*Brief*
Below are some records. Copy every line in them that holds "caption".
*** Material provided
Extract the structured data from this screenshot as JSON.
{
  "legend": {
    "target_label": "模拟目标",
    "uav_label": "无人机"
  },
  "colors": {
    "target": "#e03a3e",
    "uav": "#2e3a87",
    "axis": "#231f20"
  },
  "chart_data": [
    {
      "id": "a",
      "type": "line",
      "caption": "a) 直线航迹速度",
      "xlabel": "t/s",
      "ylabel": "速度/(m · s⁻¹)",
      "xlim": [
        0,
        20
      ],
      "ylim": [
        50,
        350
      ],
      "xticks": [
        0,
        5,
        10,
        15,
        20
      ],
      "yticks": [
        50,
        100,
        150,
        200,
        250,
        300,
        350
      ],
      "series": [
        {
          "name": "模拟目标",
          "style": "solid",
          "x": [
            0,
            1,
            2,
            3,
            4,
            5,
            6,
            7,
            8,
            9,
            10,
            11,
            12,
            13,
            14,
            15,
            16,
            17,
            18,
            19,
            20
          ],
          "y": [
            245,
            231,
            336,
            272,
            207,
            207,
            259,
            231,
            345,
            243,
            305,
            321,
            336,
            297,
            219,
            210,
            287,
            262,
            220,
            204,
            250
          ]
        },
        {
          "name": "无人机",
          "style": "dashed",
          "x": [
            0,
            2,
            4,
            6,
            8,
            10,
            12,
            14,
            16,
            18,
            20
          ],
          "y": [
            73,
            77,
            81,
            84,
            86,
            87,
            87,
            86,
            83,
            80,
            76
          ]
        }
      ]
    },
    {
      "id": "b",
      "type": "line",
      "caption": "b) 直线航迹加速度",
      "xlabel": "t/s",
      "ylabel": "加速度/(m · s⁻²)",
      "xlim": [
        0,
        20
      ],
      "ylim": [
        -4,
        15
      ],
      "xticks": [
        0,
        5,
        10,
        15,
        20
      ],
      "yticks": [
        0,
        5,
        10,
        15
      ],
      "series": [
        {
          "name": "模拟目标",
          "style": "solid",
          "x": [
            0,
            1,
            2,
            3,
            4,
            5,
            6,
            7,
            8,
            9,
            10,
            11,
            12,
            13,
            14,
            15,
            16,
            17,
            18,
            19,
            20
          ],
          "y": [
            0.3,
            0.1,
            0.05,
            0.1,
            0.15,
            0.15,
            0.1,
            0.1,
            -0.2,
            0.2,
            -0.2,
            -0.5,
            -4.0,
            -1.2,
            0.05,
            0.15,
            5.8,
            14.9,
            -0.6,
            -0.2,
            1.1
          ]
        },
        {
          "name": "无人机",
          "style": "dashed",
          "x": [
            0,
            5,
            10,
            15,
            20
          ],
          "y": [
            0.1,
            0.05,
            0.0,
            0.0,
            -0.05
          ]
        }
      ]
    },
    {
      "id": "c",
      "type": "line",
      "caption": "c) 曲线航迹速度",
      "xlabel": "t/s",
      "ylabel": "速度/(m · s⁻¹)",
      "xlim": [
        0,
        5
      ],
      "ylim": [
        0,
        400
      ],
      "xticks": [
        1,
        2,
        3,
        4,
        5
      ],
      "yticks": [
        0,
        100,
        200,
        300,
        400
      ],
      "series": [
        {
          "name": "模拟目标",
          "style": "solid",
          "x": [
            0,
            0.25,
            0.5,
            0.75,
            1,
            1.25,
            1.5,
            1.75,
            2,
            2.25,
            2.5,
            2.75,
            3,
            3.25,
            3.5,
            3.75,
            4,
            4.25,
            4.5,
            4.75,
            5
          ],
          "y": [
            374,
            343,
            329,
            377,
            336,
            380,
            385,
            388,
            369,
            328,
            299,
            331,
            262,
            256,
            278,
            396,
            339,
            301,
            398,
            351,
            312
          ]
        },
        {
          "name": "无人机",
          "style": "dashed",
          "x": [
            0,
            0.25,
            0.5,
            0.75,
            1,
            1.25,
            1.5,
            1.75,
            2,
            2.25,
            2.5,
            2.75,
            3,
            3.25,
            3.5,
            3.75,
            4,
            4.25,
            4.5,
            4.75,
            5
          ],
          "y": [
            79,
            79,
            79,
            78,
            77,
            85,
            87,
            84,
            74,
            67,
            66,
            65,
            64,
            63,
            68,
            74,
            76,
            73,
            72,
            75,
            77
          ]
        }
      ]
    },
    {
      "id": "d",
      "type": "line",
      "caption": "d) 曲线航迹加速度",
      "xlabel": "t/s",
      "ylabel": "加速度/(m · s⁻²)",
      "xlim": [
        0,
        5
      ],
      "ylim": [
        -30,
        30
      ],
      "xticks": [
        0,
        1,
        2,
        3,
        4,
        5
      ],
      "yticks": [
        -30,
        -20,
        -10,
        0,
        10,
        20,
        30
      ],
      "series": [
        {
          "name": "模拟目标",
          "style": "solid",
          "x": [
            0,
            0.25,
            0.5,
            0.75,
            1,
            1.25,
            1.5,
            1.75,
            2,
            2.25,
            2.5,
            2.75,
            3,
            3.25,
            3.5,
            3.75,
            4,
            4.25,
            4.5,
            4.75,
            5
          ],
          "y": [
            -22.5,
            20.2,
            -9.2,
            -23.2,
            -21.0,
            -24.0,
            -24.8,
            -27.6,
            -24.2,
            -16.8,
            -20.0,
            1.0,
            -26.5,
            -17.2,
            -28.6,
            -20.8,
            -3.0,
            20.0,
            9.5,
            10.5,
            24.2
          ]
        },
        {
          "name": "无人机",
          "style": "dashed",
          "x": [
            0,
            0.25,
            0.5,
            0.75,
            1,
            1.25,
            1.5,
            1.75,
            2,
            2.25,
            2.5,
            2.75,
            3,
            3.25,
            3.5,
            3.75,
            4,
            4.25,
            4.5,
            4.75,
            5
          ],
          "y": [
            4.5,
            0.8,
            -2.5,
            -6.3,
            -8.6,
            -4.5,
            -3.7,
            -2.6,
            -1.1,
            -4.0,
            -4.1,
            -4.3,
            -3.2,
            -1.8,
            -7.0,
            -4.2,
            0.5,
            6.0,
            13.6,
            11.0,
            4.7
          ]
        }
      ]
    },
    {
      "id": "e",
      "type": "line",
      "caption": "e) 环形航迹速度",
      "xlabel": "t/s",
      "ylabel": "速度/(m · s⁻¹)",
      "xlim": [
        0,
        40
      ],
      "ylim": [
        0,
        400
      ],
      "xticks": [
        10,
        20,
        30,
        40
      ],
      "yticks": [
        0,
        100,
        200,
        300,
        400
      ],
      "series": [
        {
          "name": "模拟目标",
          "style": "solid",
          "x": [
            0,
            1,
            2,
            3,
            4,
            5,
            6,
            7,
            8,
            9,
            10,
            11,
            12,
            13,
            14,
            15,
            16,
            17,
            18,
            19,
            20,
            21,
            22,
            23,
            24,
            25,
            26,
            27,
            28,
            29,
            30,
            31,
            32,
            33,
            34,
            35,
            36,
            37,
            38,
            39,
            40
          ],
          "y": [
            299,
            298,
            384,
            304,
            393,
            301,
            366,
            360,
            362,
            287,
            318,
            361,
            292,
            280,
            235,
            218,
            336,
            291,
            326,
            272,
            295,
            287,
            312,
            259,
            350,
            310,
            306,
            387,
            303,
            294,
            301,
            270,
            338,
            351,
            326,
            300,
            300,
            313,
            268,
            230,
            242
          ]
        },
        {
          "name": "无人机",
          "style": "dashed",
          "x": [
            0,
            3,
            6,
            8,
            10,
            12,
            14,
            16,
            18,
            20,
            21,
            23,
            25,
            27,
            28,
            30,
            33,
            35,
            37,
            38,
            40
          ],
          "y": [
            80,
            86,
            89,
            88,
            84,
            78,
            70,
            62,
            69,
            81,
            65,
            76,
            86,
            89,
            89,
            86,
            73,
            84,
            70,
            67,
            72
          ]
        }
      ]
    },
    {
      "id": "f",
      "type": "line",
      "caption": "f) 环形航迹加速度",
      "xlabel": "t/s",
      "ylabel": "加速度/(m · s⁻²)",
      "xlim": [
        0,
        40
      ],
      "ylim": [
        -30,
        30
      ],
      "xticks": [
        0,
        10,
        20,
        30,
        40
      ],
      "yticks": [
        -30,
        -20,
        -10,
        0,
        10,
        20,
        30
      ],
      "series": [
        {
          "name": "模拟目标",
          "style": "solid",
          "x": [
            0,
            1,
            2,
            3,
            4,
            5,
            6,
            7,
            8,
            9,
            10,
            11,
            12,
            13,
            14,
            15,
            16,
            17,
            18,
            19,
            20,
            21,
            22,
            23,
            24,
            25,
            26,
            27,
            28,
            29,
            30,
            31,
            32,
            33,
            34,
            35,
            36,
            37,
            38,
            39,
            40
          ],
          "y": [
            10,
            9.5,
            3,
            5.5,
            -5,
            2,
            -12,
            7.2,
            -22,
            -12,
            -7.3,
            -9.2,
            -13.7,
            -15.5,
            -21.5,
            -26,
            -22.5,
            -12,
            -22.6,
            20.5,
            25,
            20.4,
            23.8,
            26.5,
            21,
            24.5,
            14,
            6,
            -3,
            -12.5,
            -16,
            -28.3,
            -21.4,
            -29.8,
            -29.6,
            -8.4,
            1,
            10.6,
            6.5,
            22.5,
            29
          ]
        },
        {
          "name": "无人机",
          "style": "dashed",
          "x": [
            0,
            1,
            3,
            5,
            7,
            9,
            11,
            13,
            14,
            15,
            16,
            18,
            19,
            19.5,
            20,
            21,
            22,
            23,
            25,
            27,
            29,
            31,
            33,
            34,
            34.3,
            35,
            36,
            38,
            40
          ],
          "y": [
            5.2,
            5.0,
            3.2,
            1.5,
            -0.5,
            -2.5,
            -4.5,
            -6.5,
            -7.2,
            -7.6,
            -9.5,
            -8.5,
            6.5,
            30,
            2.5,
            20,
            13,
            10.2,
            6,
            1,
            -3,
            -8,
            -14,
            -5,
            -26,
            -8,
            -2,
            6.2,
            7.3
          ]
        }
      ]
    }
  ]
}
******
*The answer*
      "caption": "a) 直线航迹速度",
      "caption": "b) 直线航迹加速度",
      "caption": "c) 曲线航迹速度",
      "caption": "d) 曲线航迹加速度",
      "caption": "e) 环形航迹速度",
      "caption": "f) 环形航迹加速度",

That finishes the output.